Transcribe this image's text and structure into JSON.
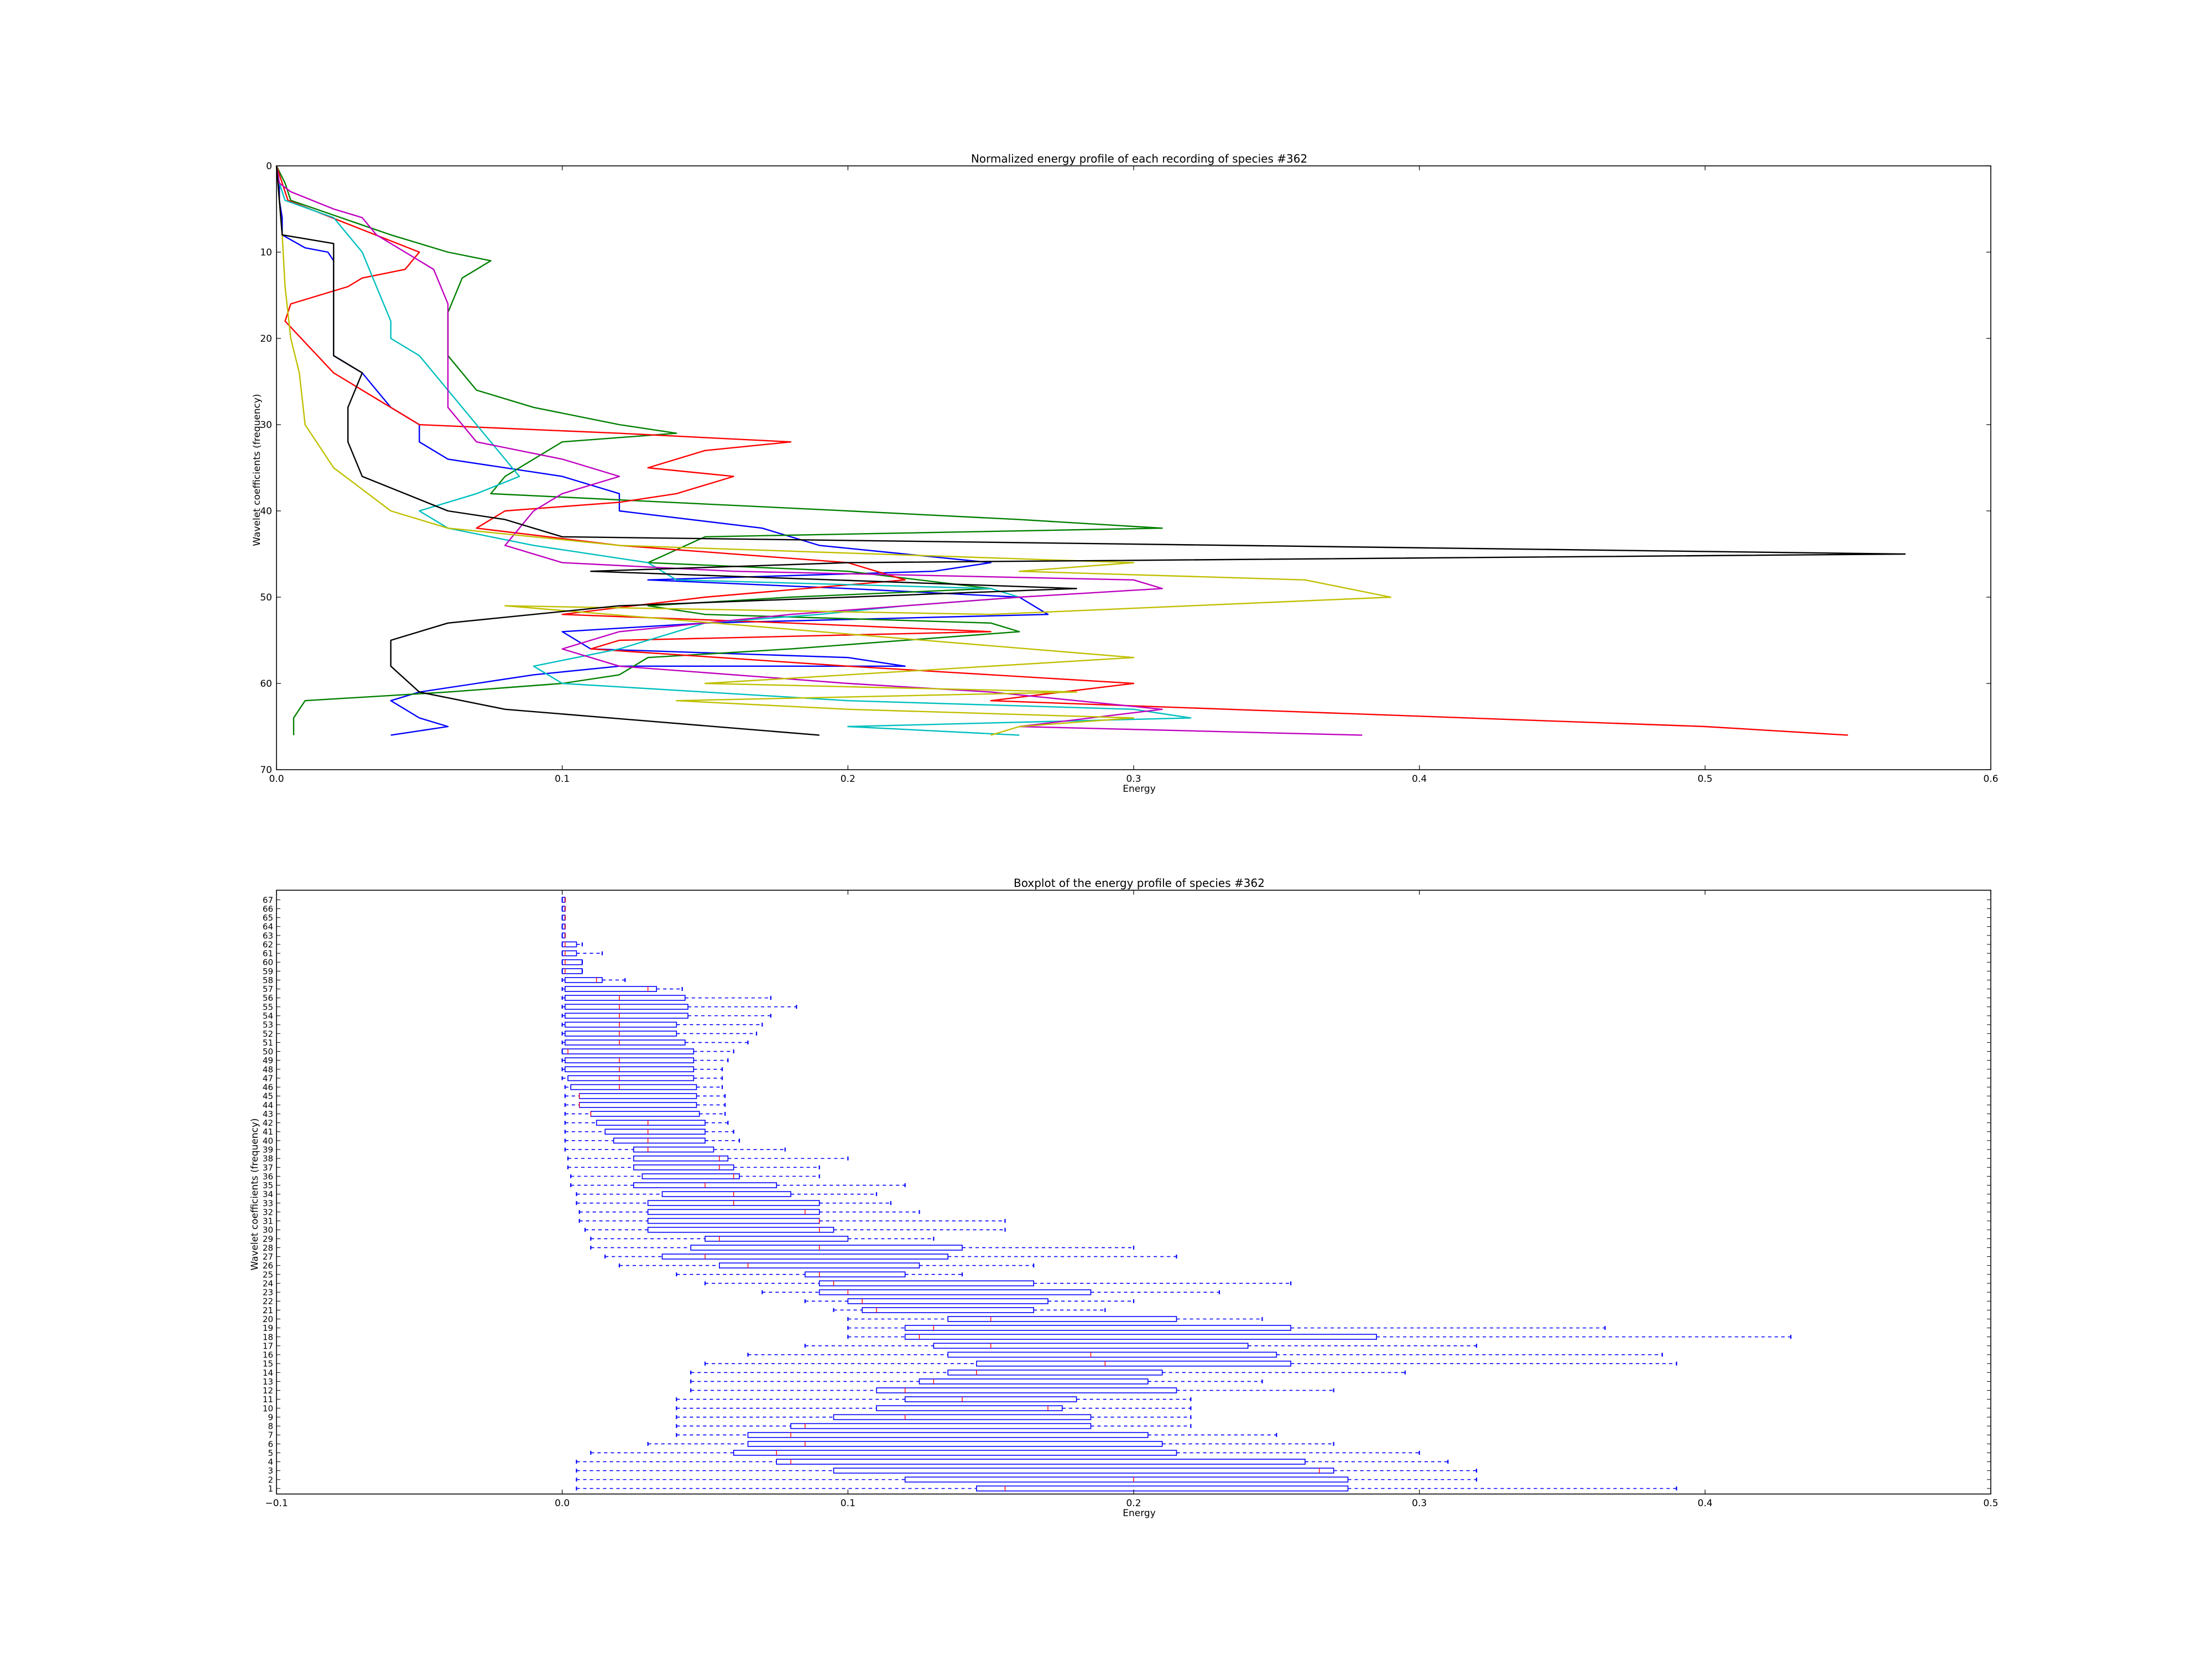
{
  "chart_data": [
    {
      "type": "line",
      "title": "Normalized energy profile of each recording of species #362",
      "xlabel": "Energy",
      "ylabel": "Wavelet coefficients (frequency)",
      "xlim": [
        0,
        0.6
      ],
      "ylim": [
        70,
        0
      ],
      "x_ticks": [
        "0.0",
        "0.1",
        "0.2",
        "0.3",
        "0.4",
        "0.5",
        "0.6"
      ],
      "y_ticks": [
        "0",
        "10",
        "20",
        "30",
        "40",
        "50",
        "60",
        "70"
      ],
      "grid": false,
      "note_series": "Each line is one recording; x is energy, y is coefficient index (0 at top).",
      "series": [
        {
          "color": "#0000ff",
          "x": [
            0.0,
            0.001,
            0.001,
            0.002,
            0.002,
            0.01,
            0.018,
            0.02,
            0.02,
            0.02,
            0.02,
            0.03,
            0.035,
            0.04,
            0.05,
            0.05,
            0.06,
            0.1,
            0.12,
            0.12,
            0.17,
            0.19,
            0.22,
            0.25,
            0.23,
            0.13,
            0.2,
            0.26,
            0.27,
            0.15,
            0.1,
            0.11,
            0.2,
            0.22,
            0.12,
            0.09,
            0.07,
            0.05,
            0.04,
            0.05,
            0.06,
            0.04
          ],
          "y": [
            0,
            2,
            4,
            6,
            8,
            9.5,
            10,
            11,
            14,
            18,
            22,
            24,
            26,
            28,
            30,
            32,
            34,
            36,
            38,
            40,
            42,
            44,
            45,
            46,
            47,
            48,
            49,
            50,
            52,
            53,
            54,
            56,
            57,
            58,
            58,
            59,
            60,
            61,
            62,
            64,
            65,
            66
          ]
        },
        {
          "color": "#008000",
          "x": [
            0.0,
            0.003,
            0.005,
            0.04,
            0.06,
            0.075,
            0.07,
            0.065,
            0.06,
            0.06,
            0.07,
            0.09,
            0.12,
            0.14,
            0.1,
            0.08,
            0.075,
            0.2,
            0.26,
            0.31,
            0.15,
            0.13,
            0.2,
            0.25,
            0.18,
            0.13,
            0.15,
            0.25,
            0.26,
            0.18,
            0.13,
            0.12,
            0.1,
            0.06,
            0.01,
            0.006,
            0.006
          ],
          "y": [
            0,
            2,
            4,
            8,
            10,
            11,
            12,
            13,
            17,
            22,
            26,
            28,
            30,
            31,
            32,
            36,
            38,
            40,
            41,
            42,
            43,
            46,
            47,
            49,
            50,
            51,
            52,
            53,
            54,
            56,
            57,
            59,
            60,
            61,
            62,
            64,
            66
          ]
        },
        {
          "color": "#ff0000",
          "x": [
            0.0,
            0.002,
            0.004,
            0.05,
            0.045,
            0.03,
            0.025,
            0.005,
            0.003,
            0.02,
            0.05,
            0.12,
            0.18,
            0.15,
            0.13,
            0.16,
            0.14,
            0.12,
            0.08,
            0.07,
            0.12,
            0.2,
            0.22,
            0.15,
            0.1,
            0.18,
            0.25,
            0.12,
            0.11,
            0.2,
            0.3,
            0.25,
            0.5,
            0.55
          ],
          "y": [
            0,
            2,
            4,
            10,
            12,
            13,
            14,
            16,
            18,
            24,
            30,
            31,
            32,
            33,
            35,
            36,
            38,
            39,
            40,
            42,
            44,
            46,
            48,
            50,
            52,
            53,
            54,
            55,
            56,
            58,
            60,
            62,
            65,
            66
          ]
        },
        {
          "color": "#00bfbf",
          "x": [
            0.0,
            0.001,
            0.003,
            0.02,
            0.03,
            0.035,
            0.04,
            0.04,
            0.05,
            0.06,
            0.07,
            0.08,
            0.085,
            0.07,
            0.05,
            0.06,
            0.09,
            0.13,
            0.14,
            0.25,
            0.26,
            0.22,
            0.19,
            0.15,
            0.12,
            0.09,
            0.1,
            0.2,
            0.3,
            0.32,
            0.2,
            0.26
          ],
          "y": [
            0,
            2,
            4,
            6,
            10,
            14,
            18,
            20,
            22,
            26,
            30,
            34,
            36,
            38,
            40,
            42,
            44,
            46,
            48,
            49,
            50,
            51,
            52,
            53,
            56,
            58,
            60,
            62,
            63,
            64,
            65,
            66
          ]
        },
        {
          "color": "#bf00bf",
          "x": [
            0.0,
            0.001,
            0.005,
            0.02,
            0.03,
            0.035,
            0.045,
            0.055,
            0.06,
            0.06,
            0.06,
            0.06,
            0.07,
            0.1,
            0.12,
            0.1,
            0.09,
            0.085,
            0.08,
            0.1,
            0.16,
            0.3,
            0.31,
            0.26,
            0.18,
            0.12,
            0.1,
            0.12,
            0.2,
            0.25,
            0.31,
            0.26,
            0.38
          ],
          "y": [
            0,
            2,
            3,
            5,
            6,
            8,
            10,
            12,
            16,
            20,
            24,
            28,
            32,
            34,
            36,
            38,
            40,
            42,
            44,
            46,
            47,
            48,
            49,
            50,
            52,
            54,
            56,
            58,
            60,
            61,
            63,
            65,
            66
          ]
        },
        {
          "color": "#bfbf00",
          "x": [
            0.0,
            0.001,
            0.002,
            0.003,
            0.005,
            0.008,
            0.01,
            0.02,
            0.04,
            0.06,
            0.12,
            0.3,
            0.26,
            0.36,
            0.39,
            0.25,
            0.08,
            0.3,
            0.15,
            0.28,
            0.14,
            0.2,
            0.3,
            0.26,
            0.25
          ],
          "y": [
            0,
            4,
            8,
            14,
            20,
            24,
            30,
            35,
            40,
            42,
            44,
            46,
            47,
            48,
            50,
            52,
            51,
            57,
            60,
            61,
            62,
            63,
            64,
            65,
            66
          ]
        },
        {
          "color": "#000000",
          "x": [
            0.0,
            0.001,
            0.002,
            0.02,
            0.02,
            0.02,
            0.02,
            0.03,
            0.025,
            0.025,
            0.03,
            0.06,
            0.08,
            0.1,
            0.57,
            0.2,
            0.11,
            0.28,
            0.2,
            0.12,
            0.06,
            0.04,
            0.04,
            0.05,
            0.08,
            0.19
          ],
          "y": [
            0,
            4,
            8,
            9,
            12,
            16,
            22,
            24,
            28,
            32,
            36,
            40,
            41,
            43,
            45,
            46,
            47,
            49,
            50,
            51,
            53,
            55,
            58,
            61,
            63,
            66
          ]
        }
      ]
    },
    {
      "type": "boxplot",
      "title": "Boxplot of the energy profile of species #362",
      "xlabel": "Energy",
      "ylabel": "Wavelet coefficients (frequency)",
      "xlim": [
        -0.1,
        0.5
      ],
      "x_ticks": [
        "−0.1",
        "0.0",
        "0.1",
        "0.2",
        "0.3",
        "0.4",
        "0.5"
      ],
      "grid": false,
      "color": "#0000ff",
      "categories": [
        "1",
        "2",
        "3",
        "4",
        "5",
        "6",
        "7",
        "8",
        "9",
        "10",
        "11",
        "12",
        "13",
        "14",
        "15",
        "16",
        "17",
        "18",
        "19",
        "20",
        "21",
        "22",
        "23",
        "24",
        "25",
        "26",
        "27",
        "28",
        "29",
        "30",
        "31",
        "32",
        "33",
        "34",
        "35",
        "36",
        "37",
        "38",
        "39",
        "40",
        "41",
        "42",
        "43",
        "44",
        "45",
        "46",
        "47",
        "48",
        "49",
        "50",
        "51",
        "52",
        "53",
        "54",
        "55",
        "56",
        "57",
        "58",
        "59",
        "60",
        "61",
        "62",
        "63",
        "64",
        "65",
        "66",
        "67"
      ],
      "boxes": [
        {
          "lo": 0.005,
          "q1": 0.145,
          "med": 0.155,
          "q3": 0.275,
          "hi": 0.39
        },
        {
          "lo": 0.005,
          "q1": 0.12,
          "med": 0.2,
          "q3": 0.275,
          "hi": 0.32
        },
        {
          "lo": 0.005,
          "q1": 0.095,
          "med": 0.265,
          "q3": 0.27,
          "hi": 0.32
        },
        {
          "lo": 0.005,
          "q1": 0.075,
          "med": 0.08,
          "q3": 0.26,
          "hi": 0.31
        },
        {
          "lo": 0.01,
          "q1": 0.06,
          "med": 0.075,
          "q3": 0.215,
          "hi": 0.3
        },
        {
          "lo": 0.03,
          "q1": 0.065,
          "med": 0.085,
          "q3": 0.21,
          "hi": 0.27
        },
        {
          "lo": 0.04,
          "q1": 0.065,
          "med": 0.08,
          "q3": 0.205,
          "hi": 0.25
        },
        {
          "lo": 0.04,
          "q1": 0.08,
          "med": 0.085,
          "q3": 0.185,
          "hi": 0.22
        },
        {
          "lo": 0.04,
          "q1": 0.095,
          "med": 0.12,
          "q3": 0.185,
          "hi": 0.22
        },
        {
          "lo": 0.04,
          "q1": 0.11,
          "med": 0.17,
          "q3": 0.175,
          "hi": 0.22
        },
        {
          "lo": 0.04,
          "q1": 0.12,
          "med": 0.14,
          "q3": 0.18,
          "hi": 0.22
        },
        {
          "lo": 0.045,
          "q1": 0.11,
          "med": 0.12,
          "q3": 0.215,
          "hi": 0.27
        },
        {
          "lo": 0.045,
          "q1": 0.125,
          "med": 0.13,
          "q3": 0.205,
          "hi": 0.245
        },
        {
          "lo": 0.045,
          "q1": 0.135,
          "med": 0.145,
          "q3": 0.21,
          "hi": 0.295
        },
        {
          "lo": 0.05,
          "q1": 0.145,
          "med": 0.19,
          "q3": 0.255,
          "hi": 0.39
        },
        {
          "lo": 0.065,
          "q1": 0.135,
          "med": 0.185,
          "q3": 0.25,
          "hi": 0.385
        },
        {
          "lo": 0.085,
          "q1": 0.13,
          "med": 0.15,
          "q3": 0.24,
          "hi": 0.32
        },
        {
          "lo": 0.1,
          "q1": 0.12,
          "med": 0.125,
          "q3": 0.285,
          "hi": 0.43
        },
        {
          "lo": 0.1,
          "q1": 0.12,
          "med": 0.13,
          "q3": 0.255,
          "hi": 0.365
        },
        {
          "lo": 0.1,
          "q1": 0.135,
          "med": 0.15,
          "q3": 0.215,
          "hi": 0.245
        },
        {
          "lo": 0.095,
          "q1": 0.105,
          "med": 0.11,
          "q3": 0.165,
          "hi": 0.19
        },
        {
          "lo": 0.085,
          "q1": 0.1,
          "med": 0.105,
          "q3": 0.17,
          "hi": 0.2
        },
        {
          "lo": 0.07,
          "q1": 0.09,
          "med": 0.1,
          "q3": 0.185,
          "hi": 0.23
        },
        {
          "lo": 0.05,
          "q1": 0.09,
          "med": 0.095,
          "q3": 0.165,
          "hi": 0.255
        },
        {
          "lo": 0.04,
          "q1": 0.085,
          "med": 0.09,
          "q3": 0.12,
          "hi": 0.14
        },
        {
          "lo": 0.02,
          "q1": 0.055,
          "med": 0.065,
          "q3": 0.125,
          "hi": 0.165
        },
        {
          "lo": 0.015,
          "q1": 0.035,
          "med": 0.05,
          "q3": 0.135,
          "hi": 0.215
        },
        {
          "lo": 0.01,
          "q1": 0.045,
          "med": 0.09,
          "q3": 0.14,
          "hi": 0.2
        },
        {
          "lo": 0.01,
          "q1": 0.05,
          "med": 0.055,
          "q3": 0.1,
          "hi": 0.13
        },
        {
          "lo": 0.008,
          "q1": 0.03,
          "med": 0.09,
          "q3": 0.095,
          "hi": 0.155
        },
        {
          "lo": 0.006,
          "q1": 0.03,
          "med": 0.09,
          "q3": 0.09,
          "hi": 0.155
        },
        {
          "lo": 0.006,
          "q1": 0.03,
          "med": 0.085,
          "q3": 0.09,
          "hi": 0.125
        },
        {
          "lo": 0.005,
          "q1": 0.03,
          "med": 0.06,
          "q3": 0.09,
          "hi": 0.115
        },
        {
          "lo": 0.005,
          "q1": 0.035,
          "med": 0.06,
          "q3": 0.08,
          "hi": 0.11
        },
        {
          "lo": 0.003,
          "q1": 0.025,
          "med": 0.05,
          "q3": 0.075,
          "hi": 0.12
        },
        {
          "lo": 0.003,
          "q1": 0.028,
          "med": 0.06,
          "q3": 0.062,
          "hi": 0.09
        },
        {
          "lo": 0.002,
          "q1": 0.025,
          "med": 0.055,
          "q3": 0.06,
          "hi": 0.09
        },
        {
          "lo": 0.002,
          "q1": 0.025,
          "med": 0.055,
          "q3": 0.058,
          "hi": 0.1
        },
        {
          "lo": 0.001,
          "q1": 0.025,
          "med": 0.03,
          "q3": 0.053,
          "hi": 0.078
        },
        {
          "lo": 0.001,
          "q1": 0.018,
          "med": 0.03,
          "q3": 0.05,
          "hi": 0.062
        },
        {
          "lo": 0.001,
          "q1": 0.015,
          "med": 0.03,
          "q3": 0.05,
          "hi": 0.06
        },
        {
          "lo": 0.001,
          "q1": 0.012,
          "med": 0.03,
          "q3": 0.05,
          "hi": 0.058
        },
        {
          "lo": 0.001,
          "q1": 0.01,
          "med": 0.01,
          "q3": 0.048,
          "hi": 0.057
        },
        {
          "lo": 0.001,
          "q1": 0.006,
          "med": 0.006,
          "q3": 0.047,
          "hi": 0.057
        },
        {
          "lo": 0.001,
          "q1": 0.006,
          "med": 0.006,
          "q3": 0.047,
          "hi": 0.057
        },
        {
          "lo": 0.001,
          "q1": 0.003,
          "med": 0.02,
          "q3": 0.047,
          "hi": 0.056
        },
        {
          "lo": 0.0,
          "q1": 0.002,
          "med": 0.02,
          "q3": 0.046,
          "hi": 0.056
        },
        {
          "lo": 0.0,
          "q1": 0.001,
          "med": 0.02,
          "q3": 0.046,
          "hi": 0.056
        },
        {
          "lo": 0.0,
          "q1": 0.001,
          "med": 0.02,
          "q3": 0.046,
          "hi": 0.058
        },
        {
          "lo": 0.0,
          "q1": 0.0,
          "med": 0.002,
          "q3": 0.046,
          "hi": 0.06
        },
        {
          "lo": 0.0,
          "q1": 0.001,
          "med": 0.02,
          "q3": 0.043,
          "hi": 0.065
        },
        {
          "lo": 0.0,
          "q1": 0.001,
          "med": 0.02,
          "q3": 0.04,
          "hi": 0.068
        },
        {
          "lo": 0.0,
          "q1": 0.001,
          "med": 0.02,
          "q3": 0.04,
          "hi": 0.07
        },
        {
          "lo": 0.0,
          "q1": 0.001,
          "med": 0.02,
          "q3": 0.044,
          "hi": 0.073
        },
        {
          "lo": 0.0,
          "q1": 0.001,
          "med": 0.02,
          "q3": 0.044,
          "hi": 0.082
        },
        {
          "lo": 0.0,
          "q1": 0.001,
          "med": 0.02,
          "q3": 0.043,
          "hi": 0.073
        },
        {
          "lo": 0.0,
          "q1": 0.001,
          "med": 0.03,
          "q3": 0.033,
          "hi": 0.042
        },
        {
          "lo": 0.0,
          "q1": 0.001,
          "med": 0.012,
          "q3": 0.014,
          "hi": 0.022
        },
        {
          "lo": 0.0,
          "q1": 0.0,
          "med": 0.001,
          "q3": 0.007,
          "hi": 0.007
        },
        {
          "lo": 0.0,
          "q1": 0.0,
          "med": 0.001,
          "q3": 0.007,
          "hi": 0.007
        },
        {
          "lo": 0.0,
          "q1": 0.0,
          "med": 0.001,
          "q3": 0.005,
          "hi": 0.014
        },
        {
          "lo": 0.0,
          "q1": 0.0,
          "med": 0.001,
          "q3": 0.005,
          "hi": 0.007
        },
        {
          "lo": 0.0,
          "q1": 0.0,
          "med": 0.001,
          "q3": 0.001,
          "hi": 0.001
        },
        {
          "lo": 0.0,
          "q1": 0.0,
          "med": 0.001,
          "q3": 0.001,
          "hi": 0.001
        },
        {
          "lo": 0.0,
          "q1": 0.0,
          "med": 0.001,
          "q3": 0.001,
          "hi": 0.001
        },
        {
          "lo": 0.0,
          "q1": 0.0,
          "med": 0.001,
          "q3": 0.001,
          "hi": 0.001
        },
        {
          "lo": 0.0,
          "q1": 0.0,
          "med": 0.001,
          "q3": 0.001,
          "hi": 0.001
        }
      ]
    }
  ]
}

DO THIS →
Filter the records for lines holding the string "title". Copy each one.

FINAL ANSWER →
      "title": "Normalized energy profile of each recording of species #362",
      "title": "Boxplot of the energy profile of species #362",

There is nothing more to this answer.